## Provided entries
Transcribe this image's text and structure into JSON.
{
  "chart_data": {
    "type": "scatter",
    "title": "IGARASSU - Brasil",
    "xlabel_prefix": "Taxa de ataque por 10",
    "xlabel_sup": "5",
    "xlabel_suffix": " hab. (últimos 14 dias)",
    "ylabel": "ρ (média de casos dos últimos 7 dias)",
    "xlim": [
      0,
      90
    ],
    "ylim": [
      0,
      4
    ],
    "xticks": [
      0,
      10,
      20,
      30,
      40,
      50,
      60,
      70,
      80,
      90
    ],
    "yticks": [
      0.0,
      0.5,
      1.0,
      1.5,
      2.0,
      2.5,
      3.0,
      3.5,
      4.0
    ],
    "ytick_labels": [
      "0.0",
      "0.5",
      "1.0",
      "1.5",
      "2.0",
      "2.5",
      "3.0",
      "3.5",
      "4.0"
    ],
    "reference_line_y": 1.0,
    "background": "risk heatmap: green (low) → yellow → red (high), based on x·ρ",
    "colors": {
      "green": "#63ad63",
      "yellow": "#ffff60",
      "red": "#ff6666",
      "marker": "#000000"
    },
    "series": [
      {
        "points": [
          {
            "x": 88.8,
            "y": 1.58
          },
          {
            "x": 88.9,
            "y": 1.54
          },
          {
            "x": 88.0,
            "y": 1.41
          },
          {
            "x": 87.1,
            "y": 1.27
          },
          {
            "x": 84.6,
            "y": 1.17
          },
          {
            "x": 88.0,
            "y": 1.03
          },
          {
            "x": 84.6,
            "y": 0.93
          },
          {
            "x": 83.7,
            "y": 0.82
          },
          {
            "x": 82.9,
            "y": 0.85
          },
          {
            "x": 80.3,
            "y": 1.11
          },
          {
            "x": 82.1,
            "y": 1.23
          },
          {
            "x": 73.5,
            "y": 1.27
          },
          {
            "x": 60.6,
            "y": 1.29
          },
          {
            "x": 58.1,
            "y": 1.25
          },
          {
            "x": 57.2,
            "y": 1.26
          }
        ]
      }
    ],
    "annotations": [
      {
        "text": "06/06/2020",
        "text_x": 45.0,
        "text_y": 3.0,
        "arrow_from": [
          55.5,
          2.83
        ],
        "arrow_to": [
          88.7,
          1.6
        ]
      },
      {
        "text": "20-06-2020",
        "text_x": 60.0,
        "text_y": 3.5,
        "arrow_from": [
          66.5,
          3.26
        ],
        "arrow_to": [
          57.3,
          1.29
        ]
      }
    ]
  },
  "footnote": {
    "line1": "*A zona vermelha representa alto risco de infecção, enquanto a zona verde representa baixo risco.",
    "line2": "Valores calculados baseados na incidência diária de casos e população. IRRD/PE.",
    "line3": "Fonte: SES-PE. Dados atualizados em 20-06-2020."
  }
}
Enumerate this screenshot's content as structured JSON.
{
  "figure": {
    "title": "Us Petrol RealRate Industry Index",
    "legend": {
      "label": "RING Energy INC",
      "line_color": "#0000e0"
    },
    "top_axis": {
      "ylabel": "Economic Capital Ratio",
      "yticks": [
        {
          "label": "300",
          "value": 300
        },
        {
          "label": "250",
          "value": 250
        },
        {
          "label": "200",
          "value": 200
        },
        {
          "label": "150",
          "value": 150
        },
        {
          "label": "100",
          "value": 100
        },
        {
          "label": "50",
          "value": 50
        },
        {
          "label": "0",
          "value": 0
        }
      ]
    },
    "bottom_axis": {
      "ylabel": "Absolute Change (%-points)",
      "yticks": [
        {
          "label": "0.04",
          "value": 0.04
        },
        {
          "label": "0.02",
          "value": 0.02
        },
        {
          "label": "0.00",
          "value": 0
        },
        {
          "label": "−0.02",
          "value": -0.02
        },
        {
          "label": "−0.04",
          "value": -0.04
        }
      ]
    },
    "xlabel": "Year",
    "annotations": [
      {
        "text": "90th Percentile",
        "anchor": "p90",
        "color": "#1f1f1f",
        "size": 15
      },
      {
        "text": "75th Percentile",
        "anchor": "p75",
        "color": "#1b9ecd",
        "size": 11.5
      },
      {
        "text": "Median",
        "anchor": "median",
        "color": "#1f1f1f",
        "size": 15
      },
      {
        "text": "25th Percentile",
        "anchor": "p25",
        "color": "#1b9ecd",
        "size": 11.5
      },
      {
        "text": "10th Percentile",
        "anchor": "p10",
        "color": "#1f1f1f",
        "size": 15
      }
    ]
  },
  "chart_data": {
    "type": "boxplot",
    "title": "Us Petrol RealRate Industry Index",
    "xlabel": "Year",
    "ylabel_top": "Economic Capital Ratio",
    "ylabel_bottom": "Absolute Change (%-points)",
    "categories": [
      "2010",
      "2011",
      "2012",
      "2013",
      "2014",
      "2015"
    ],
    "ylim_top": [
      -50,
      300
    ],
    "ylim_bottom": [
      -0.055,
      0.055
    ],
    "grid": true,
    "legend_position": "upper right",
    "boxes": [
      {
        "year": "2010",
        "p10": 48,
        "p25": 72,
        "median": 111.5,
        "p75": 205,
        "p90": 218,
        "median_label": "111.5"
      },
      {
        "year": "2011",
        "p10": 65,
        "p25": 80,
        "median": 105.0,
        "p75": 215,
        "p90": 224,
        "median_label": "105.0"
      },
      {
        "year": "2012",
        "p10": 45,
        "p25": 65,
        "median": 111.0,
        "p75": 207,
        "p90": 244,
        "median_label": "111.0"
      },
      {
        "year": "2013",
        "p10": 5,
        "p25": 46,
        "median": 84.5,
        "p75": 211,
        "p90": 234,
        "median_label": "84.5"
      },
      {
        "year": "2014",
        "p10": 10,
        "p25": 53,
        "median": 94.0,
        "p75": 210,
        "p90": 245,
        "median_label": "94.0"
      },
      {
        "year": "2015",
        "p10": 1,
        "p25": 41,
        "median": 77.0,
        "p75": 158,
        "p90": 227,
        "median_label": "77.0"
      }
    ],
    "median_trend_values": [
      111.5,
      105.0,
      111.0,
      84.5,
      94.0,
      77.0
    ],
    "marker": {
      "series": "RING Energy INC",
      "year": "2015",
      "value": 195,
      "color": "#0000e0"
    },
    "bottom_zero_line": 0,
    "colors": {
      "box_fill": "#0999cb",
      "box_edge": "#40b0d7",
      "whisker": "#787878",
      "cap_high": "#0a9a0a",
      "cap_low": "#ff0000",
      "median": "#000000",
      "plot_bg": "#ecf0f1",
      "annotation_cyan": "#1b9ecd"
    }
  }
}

## Set task
Count up every line above that has the word "Percentile" in it; answer with the number alone.

## Finished answer
4